*Task brief*: Determine which lines contain the word "this", then copy those lines.

-=-=-

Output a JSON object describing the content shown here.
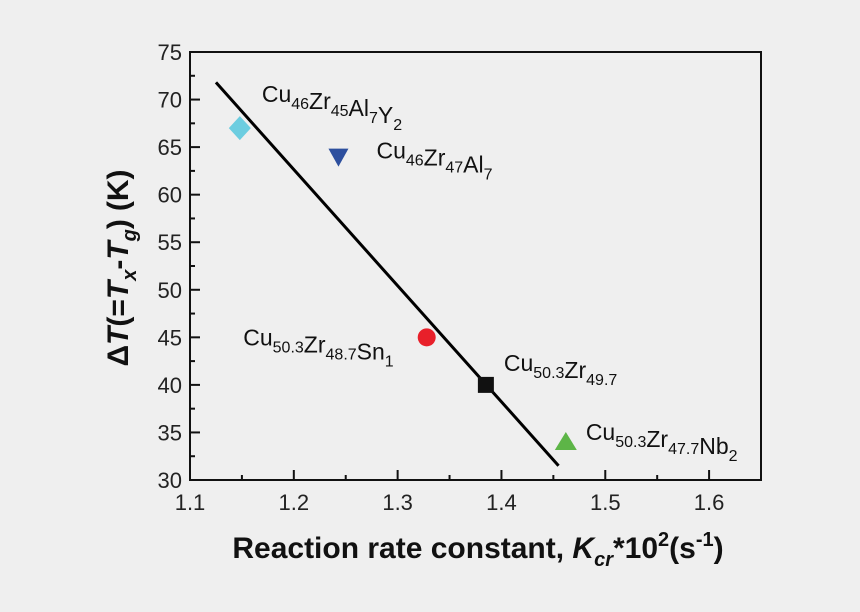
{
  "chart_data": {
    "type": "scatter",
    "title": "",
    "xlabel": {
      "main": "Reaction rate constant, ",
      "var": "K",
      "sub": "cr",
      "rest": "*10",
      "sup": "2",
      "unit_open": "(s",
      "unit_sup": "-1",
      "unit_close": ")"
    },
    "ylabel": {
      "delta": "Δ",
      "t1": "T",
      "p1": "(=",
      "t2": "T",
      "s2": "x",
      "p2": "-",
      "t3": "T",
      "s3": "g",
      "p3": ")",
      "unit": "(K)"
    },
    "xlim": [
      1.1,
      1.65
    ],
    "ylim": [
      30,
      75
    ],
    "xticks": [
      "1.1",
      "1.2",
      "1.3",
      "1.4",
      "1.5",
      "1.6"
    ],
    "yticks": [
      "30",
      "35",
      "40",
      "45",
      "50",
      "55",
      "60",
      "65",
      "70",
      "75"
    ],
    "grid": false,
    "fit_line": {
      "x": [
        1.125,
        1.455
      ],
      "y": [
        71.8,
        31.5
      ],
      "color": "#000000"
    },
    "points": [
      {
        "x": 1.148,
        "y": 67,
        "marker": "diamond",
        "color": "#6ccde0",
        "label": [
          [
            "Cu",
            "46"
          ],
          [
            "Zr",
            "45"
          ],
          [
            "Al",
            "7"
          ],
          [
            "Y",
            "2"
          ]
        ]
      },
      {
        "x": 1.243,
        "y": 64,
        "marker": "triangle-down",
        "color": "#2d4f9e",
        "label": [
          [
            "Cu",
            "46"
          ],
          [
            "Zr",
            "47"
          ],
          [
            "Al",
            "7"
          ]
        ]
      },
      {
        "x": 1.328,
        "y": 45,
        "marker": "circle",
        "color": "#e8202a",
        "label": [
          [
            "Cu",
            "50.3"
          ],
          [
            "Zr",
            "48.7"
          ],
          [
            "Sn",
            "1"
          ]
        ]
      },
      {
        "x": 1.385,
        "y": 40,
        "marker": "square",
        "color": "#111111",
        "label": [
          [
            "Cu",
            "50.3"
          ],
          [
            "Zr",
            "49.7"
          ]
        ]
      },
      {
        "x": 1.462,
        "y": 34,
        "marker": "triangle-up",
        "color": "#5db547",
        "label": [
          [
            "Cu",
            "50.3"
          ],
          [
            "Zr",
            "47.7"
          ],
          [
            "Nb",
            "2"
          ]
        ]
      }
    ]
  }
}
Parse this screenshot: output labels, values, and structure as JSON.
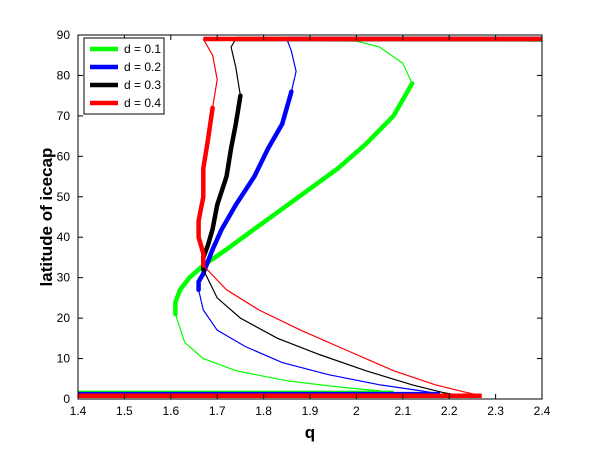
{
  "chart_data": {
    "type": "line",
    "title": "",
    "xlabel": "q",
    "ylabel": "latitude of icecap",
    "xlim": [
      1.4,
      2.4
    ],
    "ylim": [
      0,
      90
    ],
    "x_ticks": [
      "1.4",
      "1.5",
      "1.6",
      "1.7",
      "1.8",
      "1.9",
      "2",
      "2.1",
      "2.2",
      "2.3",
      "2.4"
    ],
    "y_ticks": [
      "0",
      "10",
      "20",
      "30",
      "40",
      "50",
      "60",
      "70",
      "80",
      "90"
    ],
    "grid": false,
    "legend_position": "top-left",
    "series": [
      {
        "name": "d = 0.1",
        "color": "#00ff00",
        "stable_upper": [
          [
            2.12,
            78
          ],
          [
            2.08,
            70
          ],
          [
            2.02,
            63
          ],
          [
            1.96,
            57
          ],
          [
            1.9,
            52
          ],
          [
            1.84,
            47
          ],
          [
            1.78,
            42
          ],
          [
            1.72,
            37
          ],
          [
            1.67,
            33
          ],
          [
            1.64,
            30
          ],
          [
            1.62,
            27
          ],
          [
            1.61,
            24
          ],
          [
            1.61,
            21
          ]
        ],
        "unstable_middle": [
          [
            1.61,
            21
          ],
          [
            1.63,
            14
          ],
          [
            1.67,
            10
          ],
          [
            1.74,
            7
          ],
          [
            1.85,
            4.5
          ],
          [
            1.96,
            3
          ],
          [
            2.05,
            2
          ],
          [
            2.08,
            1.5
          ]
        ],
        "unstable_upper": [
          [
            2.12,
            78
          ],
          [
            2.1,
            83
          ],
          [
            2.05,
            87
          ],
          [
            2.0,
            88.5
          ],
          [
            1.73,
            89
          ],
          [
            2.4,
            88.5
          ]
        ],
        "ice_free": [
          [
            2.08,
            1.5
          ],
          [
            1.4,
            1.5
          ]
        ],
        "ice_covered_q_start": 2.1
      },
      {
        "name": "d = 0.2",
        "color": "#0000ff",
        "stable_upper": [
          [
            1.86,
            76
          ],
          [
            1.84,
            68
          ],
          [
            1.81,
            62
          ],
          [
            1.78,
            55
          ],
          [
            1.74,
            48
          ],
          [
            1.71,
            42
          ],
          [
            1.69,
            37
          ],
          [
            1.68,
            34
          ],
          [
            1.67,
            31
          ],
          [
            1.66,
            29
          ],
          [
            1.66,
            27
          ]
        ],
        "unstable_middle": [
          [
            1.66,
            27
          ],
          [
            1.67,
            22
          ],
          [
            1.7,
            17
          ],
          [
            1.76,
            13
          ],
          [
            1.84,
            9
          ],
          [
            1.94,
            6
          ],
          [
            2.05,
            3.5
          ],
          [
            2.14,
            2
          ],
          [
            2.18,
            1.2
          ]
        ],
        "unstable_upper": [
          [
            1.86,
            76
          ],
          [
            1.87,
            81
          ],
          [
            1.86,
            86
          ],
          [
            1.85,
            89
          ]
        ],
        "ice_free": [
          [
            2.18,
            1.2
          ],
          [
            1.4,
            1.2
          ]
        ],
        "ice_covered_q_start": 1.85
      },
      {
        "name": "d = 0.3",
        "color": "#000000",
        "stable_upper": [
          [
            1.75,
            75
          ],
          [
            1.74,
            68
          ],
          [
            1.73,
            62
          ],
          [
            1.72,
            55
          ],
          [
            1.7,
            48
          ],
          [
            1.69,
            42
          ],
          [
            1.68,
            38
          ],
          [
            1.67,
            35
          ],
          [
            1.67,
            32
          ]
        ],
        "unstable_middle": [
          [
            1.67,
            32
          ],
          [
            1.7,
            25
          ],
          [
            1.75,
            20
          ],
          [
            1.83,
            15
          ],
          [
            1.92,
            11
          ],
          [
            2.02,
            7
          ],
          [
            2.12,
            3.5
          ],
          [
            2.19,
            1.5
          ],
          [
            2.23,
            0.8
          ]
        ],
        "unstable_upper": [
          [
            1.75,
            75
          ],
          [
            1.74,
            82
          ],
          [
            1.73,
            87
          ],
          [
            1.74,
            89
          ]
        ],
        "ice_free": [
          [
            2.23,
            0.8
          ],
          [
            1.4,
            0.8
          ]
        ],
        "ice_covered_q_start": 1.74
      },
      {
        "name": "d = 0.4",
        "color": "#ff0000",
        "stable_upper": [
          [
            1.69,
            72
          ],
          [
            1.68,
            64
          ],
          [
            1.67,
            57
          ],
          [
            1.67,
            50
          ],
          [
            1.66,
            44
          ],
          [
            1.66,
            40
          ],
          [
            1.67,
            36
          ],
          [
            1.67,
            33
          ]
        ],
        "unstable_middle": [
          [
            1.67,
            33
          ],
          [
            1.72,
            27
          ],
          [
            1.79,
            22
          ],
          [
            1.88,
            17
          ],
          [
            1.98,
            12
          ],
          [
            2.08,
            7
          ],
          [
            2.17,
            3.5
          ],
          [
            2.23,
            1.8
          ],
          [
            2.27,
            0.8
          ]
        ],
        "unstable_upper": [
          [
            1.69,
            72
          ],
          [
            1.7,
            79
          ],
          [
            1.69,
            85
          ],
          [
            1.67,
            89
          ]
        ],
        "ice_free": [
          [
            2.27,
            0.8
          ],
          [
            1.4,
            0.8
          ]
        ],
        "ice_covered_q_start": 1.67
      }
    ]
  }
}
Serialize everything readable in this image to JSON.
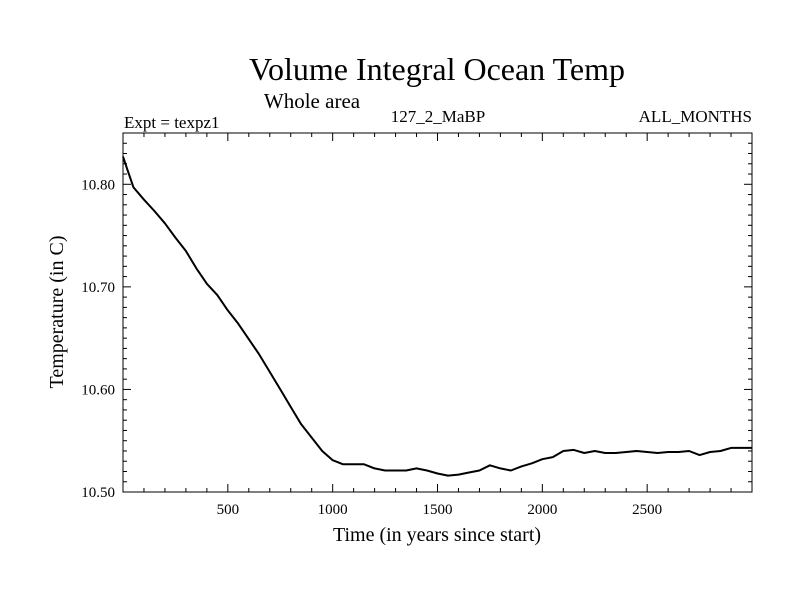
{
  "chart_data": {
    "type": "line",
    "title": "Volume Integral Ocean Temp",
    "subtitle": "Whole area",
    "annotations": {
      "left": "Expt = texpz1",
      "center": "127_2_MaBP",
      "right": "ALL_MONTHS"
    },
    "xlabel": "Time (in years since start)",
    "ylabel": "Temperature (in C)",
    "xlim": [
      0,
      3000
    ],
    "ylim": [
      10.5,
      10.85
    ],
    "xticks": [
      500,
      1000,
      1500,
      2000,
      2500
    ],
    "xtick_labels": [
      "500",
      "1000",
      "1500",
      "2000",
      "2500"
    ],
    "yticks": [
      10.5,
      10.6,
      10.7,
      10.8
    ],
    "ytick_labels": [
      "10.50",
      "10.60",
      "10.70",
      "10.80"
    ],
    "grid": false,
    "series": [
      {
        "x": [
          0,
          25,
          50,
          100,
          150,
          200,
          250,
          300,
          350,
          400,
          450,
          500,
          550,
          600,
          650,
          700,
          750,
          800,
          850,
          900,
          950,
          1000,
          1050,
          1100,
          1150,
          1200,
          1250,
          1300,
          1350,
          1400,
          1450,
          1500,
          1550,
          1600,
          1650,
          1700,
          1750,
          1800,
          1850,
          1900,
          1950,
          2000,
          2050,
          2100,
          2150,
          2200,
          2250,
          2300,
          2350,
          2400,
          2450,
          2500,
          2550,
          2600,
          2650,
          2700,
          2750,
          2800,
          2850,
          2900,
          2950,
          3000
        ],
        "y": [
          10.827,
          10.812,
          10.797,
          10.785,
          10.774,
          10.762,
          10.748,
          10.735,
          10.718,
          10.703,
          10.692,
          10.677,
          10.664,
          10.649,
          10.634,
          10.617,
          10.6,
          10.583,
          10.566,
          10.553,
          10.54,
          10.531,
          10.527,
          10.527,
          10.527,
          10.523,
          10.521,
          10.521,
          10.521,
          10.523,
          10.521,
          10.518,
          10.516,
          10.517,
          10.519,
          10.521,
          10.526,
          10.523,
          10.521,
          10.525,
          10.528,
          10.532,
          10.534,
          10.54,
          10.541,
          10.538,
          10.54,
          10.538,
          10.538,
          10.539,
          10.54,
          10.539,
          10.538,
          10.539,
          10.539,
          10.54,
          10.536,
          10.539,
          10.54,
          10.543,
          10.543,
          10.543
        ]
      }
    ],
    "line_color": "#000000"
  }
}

-=-=-

*Exercise answer*:
Parse this screenshot: output labels, values, and structure as JSON.
Serialize everything readable in this image to JSON.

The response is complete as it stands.